■ Tarefas a realizar ■
[1] Com base no texto fornecido, explique em uma a três frases por que o pedido do senador aos municípios chegou a 154 cidades.
[2] No texto fornecido, em que formato de arquivo o senador pediu as notas fiscais?
[3] Liste todos os tipos de apuração que o texto fornecido cita entre parênteses.

■ Texto fornecido ■
▶
Um dos principais defensores de Bolsonaro no Congresso, o senador Ciro Nogueira (PP-PI), por exemplo, requisitou informações de todos os municípios com mais de 200 mil habitantes (ou seja, 154 cidades), além dos 26 Estados e do Distrito Federal.
Diretamente a esses governos estaduais e municipais, ele pediu a cópia integral, em formato digitalizado, "1. de todas as notas de empenho (em PDF), 2. de todas as ordens bancárias (em PDF), 3. de todas as notas fiscais (em arquivo XML), 4. de todos os processos administrativos de despesa - independentemente de ter havido licitação ou dispensa ou inexigibilidade (em PDF) relativos à aplicação de TODOS os recursos federais destinados a cada um daqueles entes federados para o combate à COVID 19, incluindo, ainda: 4. os extratos bancários (em arquivo Excel) e 5. os documentos bancários de comprovação de todas os débitos e créditos ocorridos nas respectivas contas (em arquivo PDF)".
Além disso, solicitou às Policiais Civis e às Procuradorias de todos os Estados e do DF, à Polícia Federal e ao Ministério Público Federal, e a Tribunais de Conta da União e de todos os Estados e de todos os Municípios com mais de 200 mil habitantes também as informações de todas as apurações abertas (processos, inquéritos, auditorias, inspeções) sobre recursos federais destinados aos governos estaduais e às prefeituras desses 154 municípios.
◀
■ Extrato de dados ■
▶
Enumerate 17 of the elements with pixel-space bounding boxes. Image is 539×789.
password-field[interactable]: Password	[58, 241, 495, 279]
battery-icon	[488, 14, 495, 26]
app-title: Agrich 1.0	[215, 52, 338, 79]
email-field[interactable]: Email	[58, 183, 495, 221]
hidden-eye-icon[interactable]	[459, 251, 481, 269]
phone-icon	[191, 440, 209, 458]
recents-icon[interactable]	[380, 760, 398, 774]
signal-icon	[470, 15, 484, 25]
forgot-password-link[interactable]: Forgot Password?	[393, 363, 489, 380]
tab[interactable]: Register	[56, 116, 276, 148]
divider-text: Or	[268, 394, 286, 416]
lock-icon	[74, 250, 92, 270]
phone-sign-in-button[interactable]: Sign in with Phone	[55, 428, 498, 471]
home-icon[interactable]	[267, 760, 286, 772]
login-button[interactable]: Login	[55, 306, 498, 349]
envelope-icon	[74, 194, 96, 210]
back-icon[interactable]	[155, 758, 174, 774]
◀
■ Respostas em ordem ■
[1] O senador requisitou informações de todos os municípios com mais de 200 mil habitantes. Esses municípios somam 154 cidades.

[2] Em arquivo XML.

[3]
- processos
- inquéritos
- auditorias
- inspeções